WORK INSTRUCTIONS -
Go through the records and give each one again exactly.

Source data
--- BEGIN ---
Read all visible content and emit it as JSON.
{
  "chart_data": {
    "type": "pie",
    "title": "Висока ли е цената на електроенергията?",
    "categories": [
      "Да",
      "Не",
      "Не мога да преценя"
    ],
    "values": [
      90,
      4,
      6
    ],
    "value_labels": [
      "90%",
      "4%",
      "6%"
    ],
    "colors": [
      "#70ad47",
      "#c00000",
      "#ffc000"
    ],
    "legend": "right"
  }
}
--- END ---
WRITTEN REPLY -
Read all visible content and emit it as JSON.
{
  "chart_data": {
    "type": "pie",
    "title": "Висока ли е цената на електроенергията?",
    "categories": [
      "Да",
      "Не",
      "Не мога да преценя"
    ],
    "values": [
      90,
      4,
      6
    ],
    "value_labels": [
      "90%",
      "4%",
      "6%"
    ],
    "colors": [
      "#70ad47",
      "#c00000",
      "#ffc000"
    ],
    "legend": "right"
  }
}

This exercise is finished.